* _A run of records_:
──────
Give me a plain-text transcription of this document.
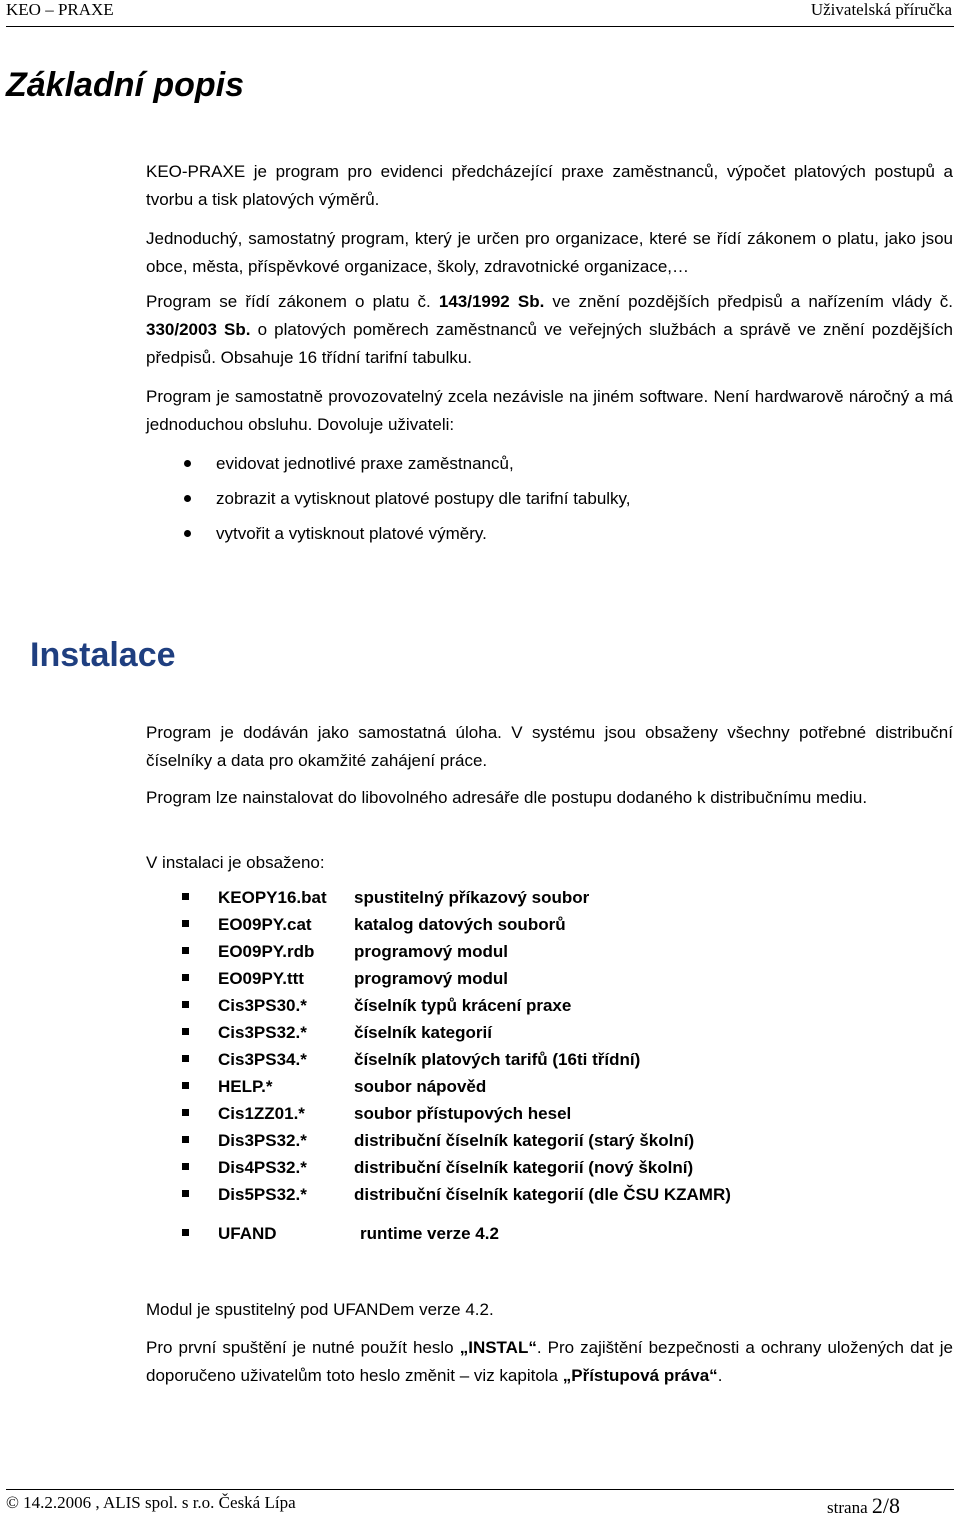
KEO – PRAXE	Uživatelská příručka
Základní popis

KEO-PRAXE je program pro evidenci předcházející praxe zaměstnanců, výpočet platových postupů a tvorbu a tisk platových výměrů.

Jednoduchý, samostatný program, který je určen pro organizace, které se řídí zákonem o platu, jako jsou obce, města, příspěvkové organizace, školy, zdravotnické organizace,…

Program se řídí zákonem o platu č. 143/1992 Sb. ve znění pozdějších předpisů a nařízením vlády č. 330/2003 Sb. o platových poměrech zaměstnanců ve veřejných službách a správě ve znění pozdějších předpisů. Obsahuje 16 třídní tarifní tabulku.

Program je samostatně provozovatelný zcela nezávisle na jiném software. Není hardwarově náročný a má jednoduchou obsluhu. Dovoluje uživateli:

evidovat jednotlivé praxe zaměstnanců,
zobrazit a vytisknout platové postupy dle tarifní tabulky,
vytvořit a vytisknout platové výměry.
Instalace

Program je dodáván jako samostatná úloha. V systému jsou obsaženy všechny potřebné distribuční číselníky a data pro okamžité zahájení práce.

Program lze nainstalovat do libovolného adresáře dle postupu dodaného k distribučnímu mediu.

V instalaci je obsaženo:

KEOPY16.bat spustitelný příkazový soubor
EO09PY.cat katalog datových souborů
EO09PY.rdb programový modul
EO09PY.ttt	programový modul
Cis3PS30.*	číselník typů krácení praxe
Cis3PS32.*	číselník kategorií
Cis3PS34.*	číselník platových tarifů (16ti třídní)
HELP.*	soubor nápověd
Cis1ZZ01.*	soubor přístupových hesel
Dis3PS32.*	distribuční číselník kategorií (starý školní)
Dis4PS32.*	distribuční číselník kategorií (nový školní)
Dis5PS32.*	distribuční číselník kategorií (dle ČSU KZAMR)
UFAND	runtime verze 4.2

Modul je spustitelný pod UFANDem verze 4.2.

Pro první spuštění je nutné použít heslo „INSTAL“. Pro zajištění bezpečnosti a ochrany uložených dat je doporučeno uživatelům toto heslo změnit – viz kapitola „Přístupová práva“.

© 14.2.2006 , ALIS spol. s r.o. Česká Lípa	strana 2/8
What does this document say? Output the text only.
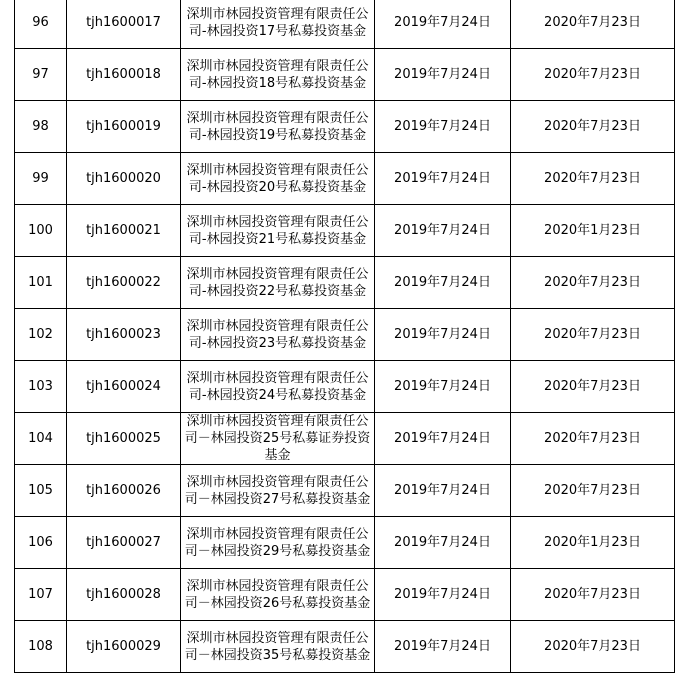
96	tjh1600017	深圳市林园投资管理有限责任公司-林园投资17号私募投资基金	2019年7月24日	2020年7月23日
97	tjh1600018	深圳市林园投资管理有限责任公司-林园投资18号私募投资基金	2019年7月24日	2020年7月23日
98	tjh1600019	深圳市林园投资管理有限责任公司-林园投资19号私募投资基金	2019年7月24日	2020年7月23日
99	tjh1600020	深圳市林园投资管理有限责任公司-林园投资20号私募投资基金	2019年7月24日	2020年7月23日
100	tjh1600021	深圳市林园投资管理有限责任公司-林园投资21号私募投资基金	2019年7月24日	2020年1月23日
101	tjh1600022	深圳市林园投资管理有限责任公司-林园投资22号私募投资基金	2019年7月24日	2020年7月23日
102	tjh1600023	深圳市林园投资管理有限责任公司-林园投资23号私募投资基金	2019年7月24日	2020年7月23日
103	tjh1600024	深圳市林园投资管理有限责任公司-林园投资24号私募投资基金	2019年7月24日	2020年7月23日
104	tjh1600025	深圳市林园投资管理有限责任公司－林园投资25号私募证券投资基金	2019年7月24日	2020年7月23日
105	tjh1600026	深圳市林园投资管理有限责任公司－林园投资27号私募投资基金	2019年7月24日	2020年7月23日
106	tjh1600027	深圳市林园投资管理有限责任公司－林园投资29号私募投资基金	2019年7月24日	2020年1月23日
107	tjh1600028	深圳市林园投资管理有限责任公司－林园投资26号私募投资基金	2019年7月24日	2020年7月23日
108	tjh1600029	深圳市林园投资管理有限责任公司－林园投资35号私募投资基金	2019年7月24日	2020年7月23日
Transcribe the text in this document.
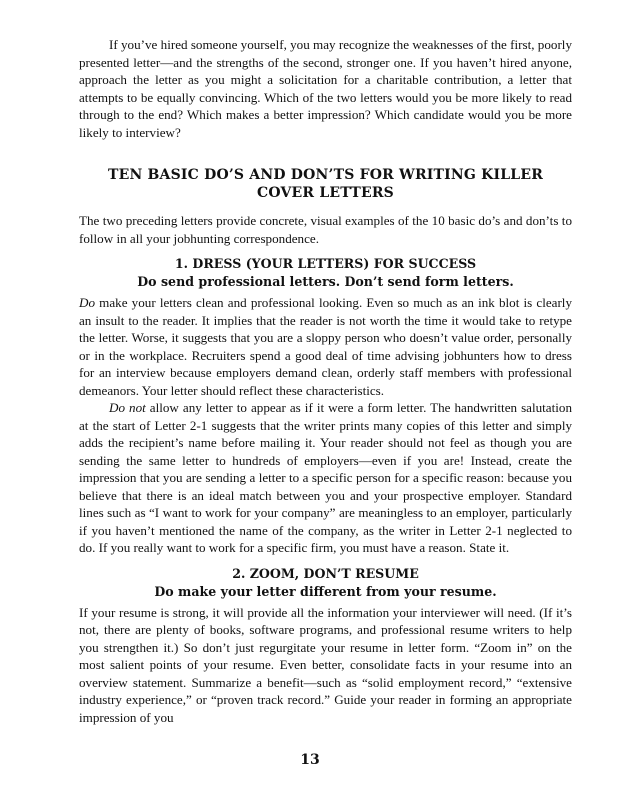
If you’ve hired someone yourself, you may recognize the weaknesses of the first, poorly presented letter—and the strengths of the second, stronger one. If you haven’t hired anyone, approach the letter as you might a solicitation for a charitable contribution, a letter that attempts to be equally convincing. Which of the two letters would you be more likely to read through to the end? Which makes a better impression? Which candidate would you be more likely to interview?

TEN BASIC DO’S AND DON’TS FOR WRITING KILLER
COVER LETTERS

The two preceding letters provide concrete, visual examples of the 10 basic do’s and don’ts to follow in all your jobhunting correspondence.

1. DRESS (YOUR LETTERS) FOR SUCCESS
Do send professional letters. Don’t send form letters.

Do make your letters clean and professional looking. Even so much as an ink blot is clearly an insult to the reader. It implies that the reader is not worth the time it would take to retype the letter. Worse, it suggests that you are a sloppy person who doesn’t value order, personally or in the workplace. Recruiters spend a good deal of time advising jobhunters how to dress for an interview because employers demand clean, orderly staff members with professional demeanors. Your letter should reflect these characteristics.

Do not allow any letter to appear as if it were a form letter. The handwritten salutation at the start of Letter 2-1 suggests that the writer prints many copies of this letter and simply adds the recipient’s name before mailing it. Your reader should not feel as though you are sending the same letter to hundreds of employers—even if you are! Instead, create the impression that you are sending a letter to a specific person for a specific reason: because you believe that there is an ideal match between you and your prospective employer. Standard lines such as “I want to work for your company” are meaningless to an employer, particularly if you haven’t mentioned the name of the company, as the writer in Letter 2-1 neglected to do. If you really want to work for a specific firm, you must have a reason. State it.

2. ZOOM, DON’T RESUME
Do make your letter different from your resume.

If your resume is strong, it will provide all the information your interviewer will need. (If it’s not, there are plenty of books, software programs, and professional resume writers to help you strengthen it.) So don’t just regurgitate your resume in letter form. “Zoom in” on the most salient points of your resume. Even better, consolidate facts in your resume into an overview statement. Summarize a benefit—such as “solid employment record,” “extensive industry experience,” or “proven track record.” Guide your reader in forming an appropriate impression of you

13
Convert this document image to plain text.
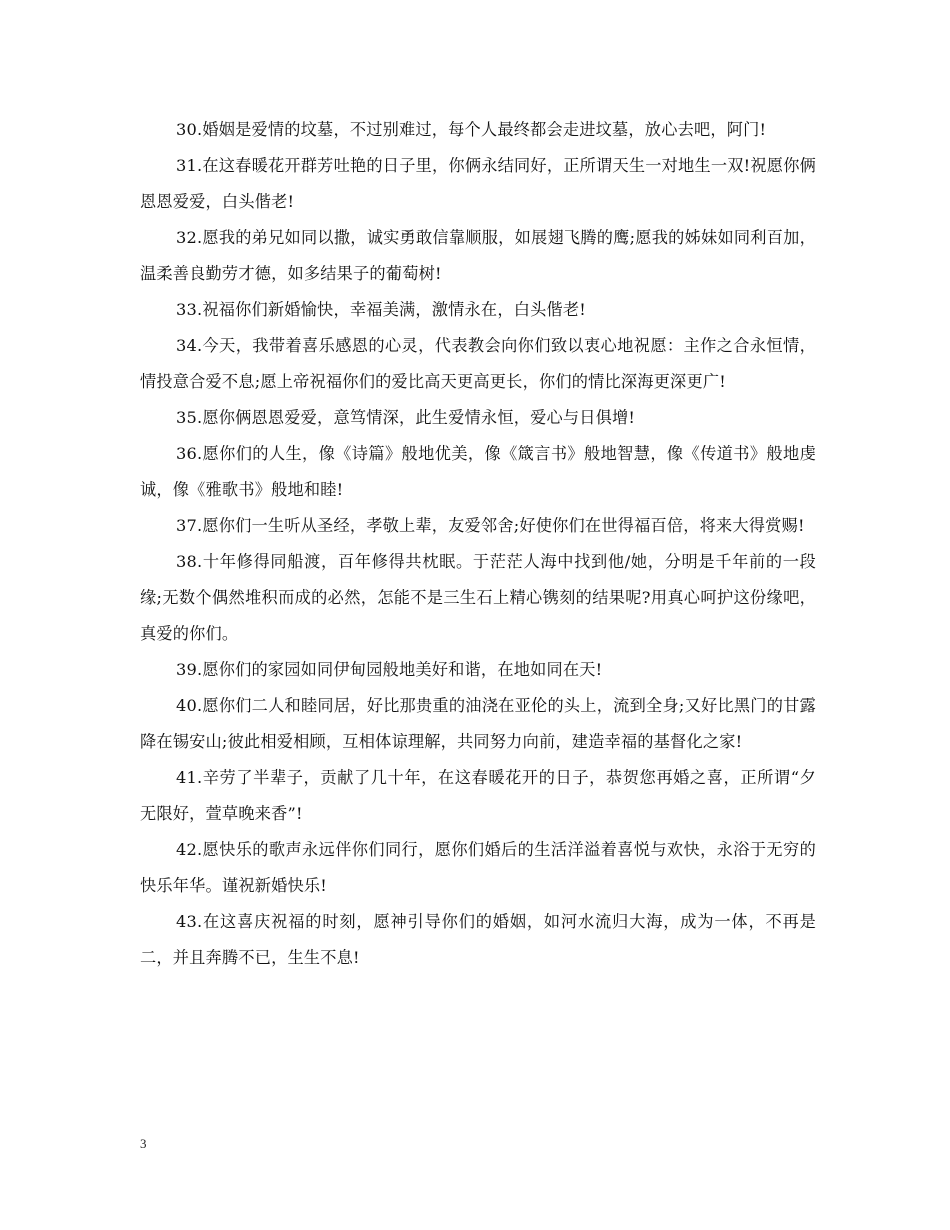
30.婚姻是爱情的坟墓，不过别难过，每个人最终都会走进坟墓，放心去吧，阿门!

31.在这春暖花开群芳吐艳的日子里，你俩永结同好，正所谓天生一对地生一双!祝愿你俩恩恩爱爱，白头偕老!

32.愿我的弟兄如同以撒，诚实勇敢信靠顺服，如展翅飞腾的鹰;愿我的姊妹如同利百加，温柔善良勤劳才德，如多结果子的葡萄树!

33.祝福你们新婚愉快，幸福美满，激情永在，白头偕老!

34.今天，我带着喜乐感恩的心灵，代表教会向你们致以衷心地祝愿：主作之合永恒情，情投意合爱不息;愿上帝祝福你们的爱比高天更高更长，你们的情比深海更深更广!

35.愿你俩恩恩爱爱，意笃情深，此生爱情永恒，爱心与日俱增!

36.愿你们的人生，像《诗篇》般地优美，像《箴言书》般地智慧，像《传道书》般地虔诚，像《雅歌书》般地和睦!

37.愿你们一生听从圣经，孝敬上辈，友爱邻舍;好使你们在世得福百倍，将来大得赏赐!

38.十年修得同船渡，百年修得共枕眠。于茫茫人海中找到他/她，分明是千年前的一段缘;无数个偶然堆积而成的必然，怎能不是三生石上精心镌刻的结果呢?用真心呵护这份缘吧，真爱的你们。

39.愿你们的家园如同伊甸园般地美好和谐，在地如同在天!

40.愿你们二人和睦同居，好比那贵重的油浇在亚伦的头上，流到全身;又好比黑门的甘露降在锡安山;彼此相爱相顾，互相体谅理解，共同努力向前，建造幸福的基督化之家!

41.辛劳了半辈子，贡献了几十年，在这春暖花开的日子，恭贺您再婚之喜，正所谓“夕无限好，萱草晚来香”!

42.愿快乐的歌声永远伴你们同行，愿你们婚后的生活洋溢着喜悦与欢快，永浴于无穷的快乐年华。谨祝新婚快乐!

43.在这喜庆祝福的时刻，愿神引导你们的婚姻，如河水流归大海，成为一体，不再是二，并且奔腾不已，生生不息!

3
──────
* _Request_: Write down only the number of lines that contain the string "zaměstnanců" in the listing.

* _Task response_: 3